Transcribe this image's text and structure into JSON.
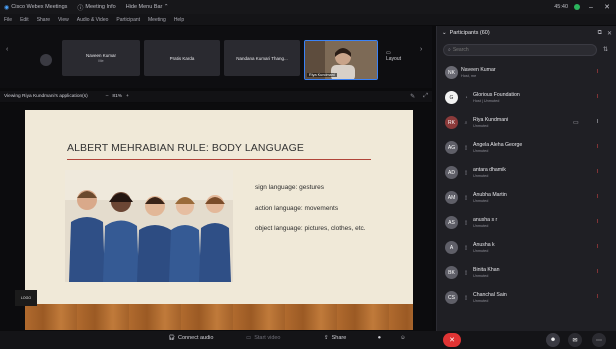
{
  "titlebar": {
    "items": [
      {
        "icon": "webex-logo-icon",
        "label": "Cisco Webex Meetings"
      },
      {
        "icon": "info-icon",
        "label": "Meeting Info"
      },
      {
        "icon": "",
        "label": "Hide Menu Bar ⌃"
      }
    ],
    "time": "45:40",
    "minimize": "–",
    "close": "✕"
  },
  "menubar": [
    "File",
    "Edit",
    "Share",
    "View",
    "Audio & Video",
    "Participant",
    "Meeting",
    "Help"
  ],
  "video_strip": {
    "tiles": [
      {
        "name": "Naveen Kumar",
        "sub": "Me"
      },
      {
        "name": "Pratis Karda",
        "sub": ""
      },
      {
        "name": "Nandana Kumari Thang...",
        "sub": ""
      }
    ],
    "active_tile_name": "Riya Kundmani",
    "layout_label": "Layout"
  },
  "share_bar": {
    "viewing": "Viewing Riya Kundmani's application(s)",
    "zoom_minus": "–",
    "zoom": "81%",
    "zoom_plus": "+"
  },
  "slide": {
    "title": "ALBERT MEHRABIAN RULE: BODY LANGUAGE",
    "bullets": [
      "sign language: gestures",
      "action language: movements",
      "object language: pictures, clothes, etc."
    ],
    "badge": "LOGO"
  },
  "bottombar": {
    "connect_audio": "Connect audio",
    "start_video": "Start video",
    "share": "Share",
    "end": "✕"
  },
  "panel": {
    "title": "Participants (60)",
    "search_placeholder": "Search",
    "participants": [
      {
        "initials": "NK",
        "name": "Naveen Kumar",
        "sub": "Host, me",
        "avatar_color": "#6a6a73"
      },
      {
        "initials": "G",
        "name": "Glorious Foundation",
        "sub": "Host | Unmuted",
        "avatar_color": "#f2f2f2"
      },
      {
        "initials": "RK",
        "name": "Riya Kundmani",
        "sub": "Unmuted",
        "avatar_color": "#8b3a3a"
      },
      {
        "initials": "AG",
        "name": "Angela Aleha George",
        "sub": "Unmuted",
        "avatar_color": "#5f5f68"
      },
      {
        "initials": "AD",
        "name": "antara dhamik",
        "sub": "Unmuted",
        "avatar_color": "#5f5f68"
      },
      {
        "initials": "AM",
        "name": "Anubha Martin",
        "sub": "Unmuted",
        "avatar_color": "#5f5f68"
      },
      {
        "initials": "AS",
        "name": "anusha s r",
        "sub": "Unmuted",
        "avatar_color": "#5f5f68"
      },
      {
        "initials": "A",
        "name": "Anusha k",
        "sub": "Unmuted",
        "avatar_color": "#5f5f68"
      },
      {
        "initials": "BK",
        "name": "Binita Khan",
        "sub": "Unmuted",
        "avatar_color": "#5f5f68"
      },
      {
        "initials": "CS",
        "name": "Chanchal Sain",
        "sub": "Unmuted",
        "avatar_color": "#5f5f68"
      },
      {
        "initials": "",
        "name": "",
        "sub": "",
        "avatar_color": "#5f5f68"
      }
    ]
  },
  "colors": {
    "accent": "#3b82f6",
    "end_call": "#e03434",
    "muted": "#e04848",
    "online": "#2bb55d"
  }
}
====
**INSTRUCTION**
Leaving the pictures aside, transcribe the entire listing exactly.

**REPLY**
Transcribe this image's text and structure into JSON.
{
  "titlebar": {
    "items": [
      {
        "icon": "webex-logo-icon",
        "label": "Cisco Webex Meetings"
      },
      {
        "icon": "info-icon",
        "label": "Meeting Info"
      },
      {
        "icon": "",
        "label": "Hide Menu Bar ⌃"
      }
    ],
    "time": "45:40",
    "minimize": "–",
    "close": "✕"
  },
  "menubar": [
    "File",
    "Edit",
    "Share",
    "View",
    "Audio & Video",
    "Participant",
    "Meeting",
    "Help"
  ],
  "video_strip": {
    "tiles": [
      {
        "name": "Naveen Kumar",
        "sub": "Me"
      },
      {
        "name": "Pratis Karda",
        "sub": ""
      },
      {
        "name": "Nandana Kumari Thang...",
        "sub": ""
      }
    ],
    "active_tile_name": "Riya Kundmani",
    "layout_label": "Layout"
  },
  "share_bar": {
    "viewing": "Viewing Riya Kundmani's application(s)",
    "zoom_minus": "–",
    "zoom": "81%",
    "zoom_plus": "+"
  },
  "slide": {
    "title": "ALBERT MEHRABIAN RULE: BODY LANGUAGE",
    "bullets": [
      "sign language: gestures",
      "action language: movements",
      "object language: pictures, clothes, etc."
    ],
    "badge": "LOGO"
  },
  "bottombar": {
    "connect_audio": "Connect audio",
    "start_video": "Start video",
    "share": "Share",
    "end": "✕"
  },
  "panel": {
    "title": "Participants (60)",
    "search_placeholder": "Search",
    "participants": [
      {
        "initials": "NK",
        "name": "Naveen Kumar",
        "sub": "Host, me",
        "avatar_color": "#6a6a73"
      },
      {
        "initials": "G",
        "name": "Glorious Foundation",
        "sub": "Host | Unmuted",
        "avatar_color": "#f2f2f2"
      },
      {
        "initials": "RK",
        "name": "Riya Kundmani",
        "sub": "Unmuted",
        "avatar_color": "#8b3a3a"
      },
      {
        "initials": "AG",
        "name": "Angela Aleha George",
        "sub": "Unmuted",
        "avatar_color": "#5f5f68"
      },
      {
        "initials": "AD",
        "name": "antara dhamik",
        "sub": "Unmuted",
        "avatar_color": "#5f5f68"
      },
      {
        "initials": "AM",
        "name": "Anubha Martin",
        "sub": "Unmuted",
        "avatar_color": "#5f5f68"
      },
      {
        "initials": "AS",
        "name": "anusha s r",
        "sub": "Unmuted",
        "avatar_color": "#5f5f68"
      },
      {
        "initials": "A",
        "name": "Anusha k",
        "sub": "Unmuted",
        "avatar_color": "#5f5f68"
      },
      {
        "initials": "BK",
        "name": "Binita Khan",
        "sub": "Unmuted",
        "avatar_color": "#5f5f68"
      },
      {
        "initials": "CS",
        "name": "Chanchal Sain",
        "sub": "Unmuted",
        "avatar_color": "#5f5f68"
      },
      {
        "initials": "",
        "name": "",
        "sub": "",
        "avatar_color": "#5f5f68"
      }
    ]
  },
  "colors": {
    "accent": "#3b82f6",
    "end_call": "#e03434",
    "muted": "#e04848",
    "online": "#2bb55d"
  }
}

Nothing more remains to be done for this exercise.